(DIRECTION)
Provide the number of lines containing the word "source", and nothing else.

[Chart and figure data]
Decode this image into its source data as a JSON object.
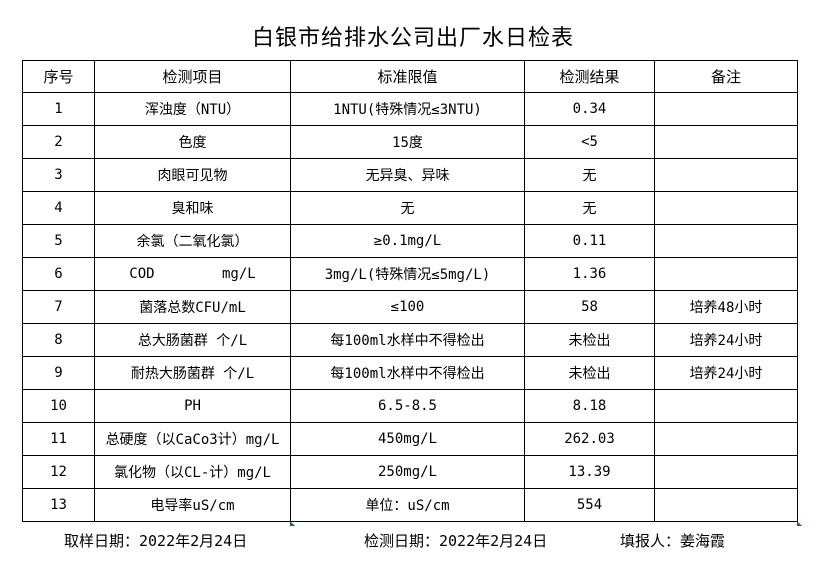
{
  "title": "白银市给排水公司出厂水日检表",
  "headers": [
    "序号",
    "检测项目",
    "标准限值",
    "检测结果",
    "备注"
  ],
  "rows": [
    [
      "1",
      "浑浊度（NTU）",
      "1NTU(特殊情况≤3NTU)",
      "0.34",
      ""
    ],
    [
      "2",
      "色度",
      "15度",
      "<5",
      ""
    ],
    [
      "3",
      "肉眼可见物",
      "无异臭、异味",
      "无",
      ""
    ],
    [
      "4",
      "臭和味",
      "无",
      "无",
      ""
    ],
    [
      "5",
      "余氯（二氧化氯）",
      "≥0.1mg/L",
      "0.11",
      ""
    ],
    [
      "6",
      "COD        mg/L",
      "3mg/L(特殊情况≤5mg/L)",
      "1.36",
      ""
    ],
    [
      "7",
      "菌落总数CFU/mL",
      "≤100",
      "58",
      "培养48小时"
    ],
    [
      "8",
      "总大肠菌群 个/L",
      "每100ml水样中不得检出",
      "未检出",
      "培养24小时"
    ],
    [
      "9",
      "耐热大肠菌群 个/L",
      "每100ml水样中不得检出",
      "未检出",
      "培养24小时"
    ],
    [
      "10",
      "PH",
      "6.5-8.5",
      "8.18",
      ""
    ],
    [
      "11",
      "总硬度（以CaCo3计）mg/L",
      "450mg/L",
      "262.03",
      ""
    ],
    [
      "12",
      "氯化物（以CL-计）mg/L",
      "250mg/L",
      "13.39",
      ""
    ],
    [
      "13",
      "电导率uS/cm",
      "单位：uS/cm",
      "554",
      ""
    ]
  ],
  "footer": {
    "sampling_date": "取样日期：2022年2月24日",
    "test_date": "检测日期：2022年2月24日",
    "reporter": "填报人：姜海霞"
  }
}
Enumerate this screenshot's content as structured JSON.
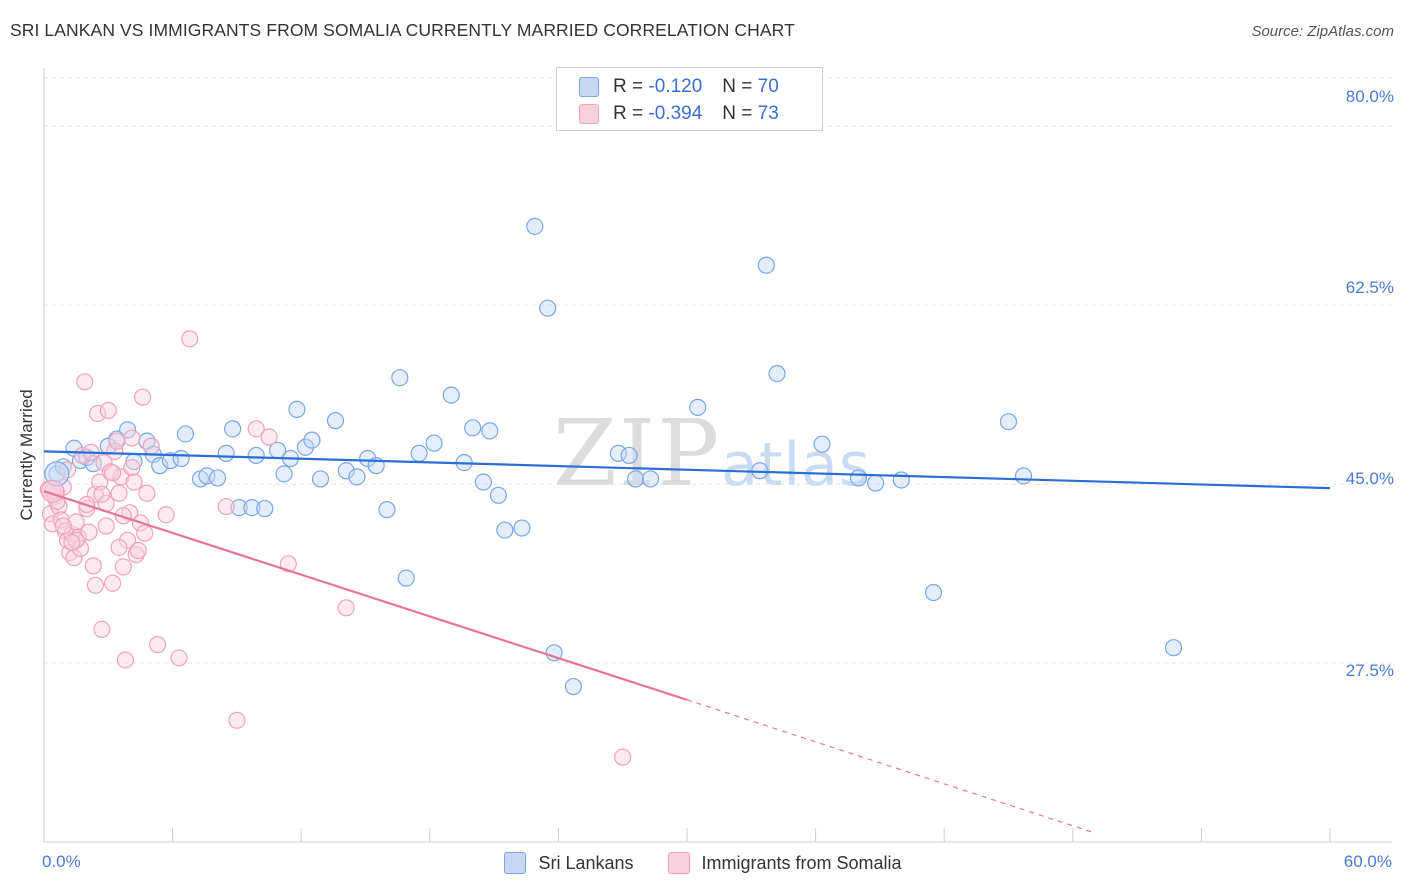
{
  "title": "SRI LANKAN VS IMMIGRANTS FROM SOMALIA CURRENTLY MARRIED CORRELATION CHART",
  "source": "Source: ZipAtlas.com",
  "watermark": {
    "zip": "ZIP",
    "atlas": "atlas"
  },
  "legend_top": [
    {
      "r_label": "R =",
      "r_value": "-0.120",
      "n_label": "N =",
      "n_value": "70"
    },
    {
      "r_label": "R =",
      "r_value": "-0.394",
      "n_label": "N =",
      "n_value": "73"
    }
  ],
  "chart_data": {
    "type": "scatter",
    "title": "SRI LANKAN VS IMMIGRANTS FROM SOMALIA CURRENTLY MARRIED CORRELATION CHART",
    "xlabel": "",
    "ylabel": "Currently Married",
    "xlim": [
      0,
      60
    ],
    "ylim": [
      10,
      85
    ],
    "x_ticks": [
      0,
      6,
      12,
      18,
      24,
      30,
      36,
      42,
      48,
      54,
      60
    ],
    "x_tick_labels": [
      {
        "value": 0,
        "label": "0.0%"
      },
      {
        "value": 60,
        "label": "60.0%"
      }
    ],
    "y_ticks": [
      {
        "value": 80,
        "label": "80.0%"
      },
      {
        "value": 62.5,
        "label": "62.5%"
      },
      {
        "value": 45,
        "label": "45.0%"
      },
      {
        "value": 27.5,
        "label": "27.5%"
      }
    ],
    "grid": true,
    "series": [
      {
        "name": "Sri Lankans",
        "color": "#7aa6e8",
        "fill": "#c4d8f4",
        "line_color": "#2a6fd4",
        "trend": {
          "x": [
            0,
            60
          ],
          "y": [
            48.2,
            44.6
          ]
        },
        "points": [
          [
            0.6,
            46.0
          ],
          [
            0.9,
            46.7
          ],
          [
            1.4,
            48.5
          ],
          [
            1.7,
            47.3
          ],
          [
            2.0,
            47.6
          ],
          [
            2.3,
            47.0
          ],
          [
            3.0,
            48.7
          ],
          [
            3.4,
            49.4
          ],
          [
            3.9,
            50.3
          ],
          [
            4.2,
            47.2
          ],
          [
            4.8,
            49.2
          ],
          [
            5.1,
            47.9
          ],
          [
            5.4,
            46.8
          ],
          [
            5.9,
            47.3
          ],
          [
            6.4,
            47.5
          ],
          [
            6.6,
            49.9
          ],
          [
            7.3,
            45.5
          ],
          [
            7.6,
            45.8
          ],
          [
            8.1,
            45.6
          ],
          [
            8.5,
            48.0
          ],
          [
            8.8,
            50.4
          ],
          [
            9.1,
            42.7
          ],
          [
            9.7,
            42.7
          ],
          [
            9.9,
            47.8
          ],
          [
            10.3,
            42.6
          ],
          [
            10.9,
            48.3
          ],
          [
            11.2,
            46.0
          ],
          [
            11.5,
            47.5
          ],
          [
            11.8,
            52.3
          ],
          [
            12.2,
            48.6
          ],
          [
            12.5,
            49.3
          ],
          [
            12.9,
            45.5
          ],
          [
            13.6,
            51.2
          ],
          [
            14.1,
            46.3
          ],
          [
            14.6,
            45.7
          ],
          [
            15.1,
            47.5
          ],
          [
            15.5,
            46.8
          ],
          [
            16.0,
            42.5
          ],
          [
            16.6,
            55.4
          ],
          [
            16.9,
            35.8
          ],
          [
            17.5,
            48.0
          ],
          [
            18.2,
            49.0
          ],
          [
            19.0,
            53.7
          ],
          [
            19.6,
            47.1
          ],
          [
            20.0,
            50.5
          ],
          [
            20.5,
            45.2
          ],
          [
            20.8,
            50.2
          ],
          [
            21.2,
            43.9
          ],
          [
            21.5,
            40.5
          ],
          [
            22.3,
            40.7
          ],
          [
            22.9,
            70.2
          ],
          [
            23.5,
            62.2
          ],
          [
            23.8,
            28.5
          ],
          [
            24.7,
            25.2
          ],
          [
            26.8,
            48.0
          ],
          [
            27.3,
            47.8
          ],
          [
            27.6,
            45.5
          ],
          [
            28.3,
            45.5
          ],
          [
            30.5,
            52.5
          ],
          [
            33.4,
            46.3
          ],
          [
            33.7,
            66.4
          ],
          [
            34.2,
            55.8
          ],
          [
            36.3,
            48.9
          ],
          [
            38.0,
            45.6
          ],
          [
            38.8,
            45.1
          ],
          [
            40.0,
            45.4
          ],
          [
            41.5,
            34.4
          ],
          [
            45.0,
            51.1
          ],
          [
            45.7,
            45.8
          ],
          [
            52.7,
            29.0
          ]
        ]
      },
      {
        "name": "Immigrants from Somalia",
        "color": "#f0a2bd",
        "fill": "#f8d0dd",
        "line_color": "#e8739b",
        "trend": {
          "x": [
            0,
            30
          ],
          "y": [
            44.3,
            23.9
          ]
        },
        "trend_dashed": {
          "x": [
            30,
            49
          ],
          "y": [
            23.9,
            10.9
          ]
        },
        "points": [
          [
            0.2,
            44.5
          ],
          [
            0.3,
            42.1
          ],
          [
            0.4,
            41.1
          ],
          [
            0.5,
            43.8
          ],
          [
            0.6,
            44.2
          ],
          [
            0.7,
            42.8
          ],
          [
            0.8,
            41.5
          ],
          [
            0.9,
            44.7
          ],
          [
            1.0,
            40.4
          ],
          [
            1.1,
            39.5
          ],
          [
            1.2,
            38.3
          ],
          [
            1.3,
            40.1
          ],
          [
            1.4,
            37.8
          ],
          [
            1.5,
            41.3
          ],
          [
            1.6,
            39.8
          ],
          [
            1.7,
            38.7
          ],
          [
            1.8,
            47.8
          ],
          [
            1.9,
            55.0
          ],
          [
            2.0,
            42.6
          ],
          [
            2.1,
            40.3
          ],
          [
            2.2,
            48.1
          ],
          [
            2.3,
            37.0
          ],
          [
            2.4,
            44.0
          ],
          [
            2.5,
            51.9
          ],
          [
            2.6,
            45.2
          ],
          [
            2.7,
            30.8
          ],
          [
            2.8,
            47.1
          ],
          [
            2.9,
            40.9
          ],
          [
            3.0,
            52.2
          ],
          [
            3.1,
            46.2
          ],
          [
            3.2,
            35.3
          ],
          [
            3.3,
            48.2
          ],
          [
            3.4,
            49.2
          ],
          [
            3.5,
            44.1
          ],
          [
            3.6,
            45.7
          ],
          [
            3.7,
            36.9
          ],
          [
            3.8,
            27.8
          ],
          [
            3.9,
            39.5
          ],
          [
            4.0,
            42.2
          ],
          [
            4.1,
            46.6
          ],
          [
            4.2,
            45.2
          ],
          [
            4.3,
            38.1
          ],
          [
            4.4,
            38.5
          ],
          [
            4.5,
            41.2
          ],
          [
            4.6,
            53.5
          ],
          [
            4.7,
            40.2
          ],
          [
            4.8,
            44.1
          ],
          [
            5.0,
            48.7
          ],
          [
            5.3,
            29.3
          ],
          [
            5.7,
            42.0
          ],
          [
            6.3,
            28.0
          ],
          [
            6.8,
            59.2
          ],
          [
            8.5,
            42.8
          ],
          [
            9.0,
            21.9
          ],
          [
            9.9,
            50.4
          ],
          [
            10.5,
            49.6
          ],
          [
            11.4,
            37.2
          ],
          [
            14.1,
            32.9
          ],
          [
            27.0,
            18.3
          ],
          [
            1.1,
            46.4
          ],
          [
            2.9,
            43.1
          ],
          [
            3.7,
            41.9
          ],
          [
            0.6,
            43.3
          ],
          [
            1.5,
            39.5
          ],
          [
            2.4,
            35.1
          ],
          [
            4.1,
            49.5
          ],
          [
            0.9,
            40.9
          ],
          [
            2.0,
            43.0
          ],
          [
            3.2,
            46.1
          ],
          [
            1.3,
            39.3
          ],
          [
            2.7,
            44.0
          ],
          [
            0.4,
            44.3
          ],
          [
            3.5,
            38.8
          ]
        ]
      }
    ],
    "legend": [
      "Sri Lankans",
      "Immigrants from Somalia"
    ],
    "legend_position": "bottom-center"
  }
}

(FULL RESPONSE)
2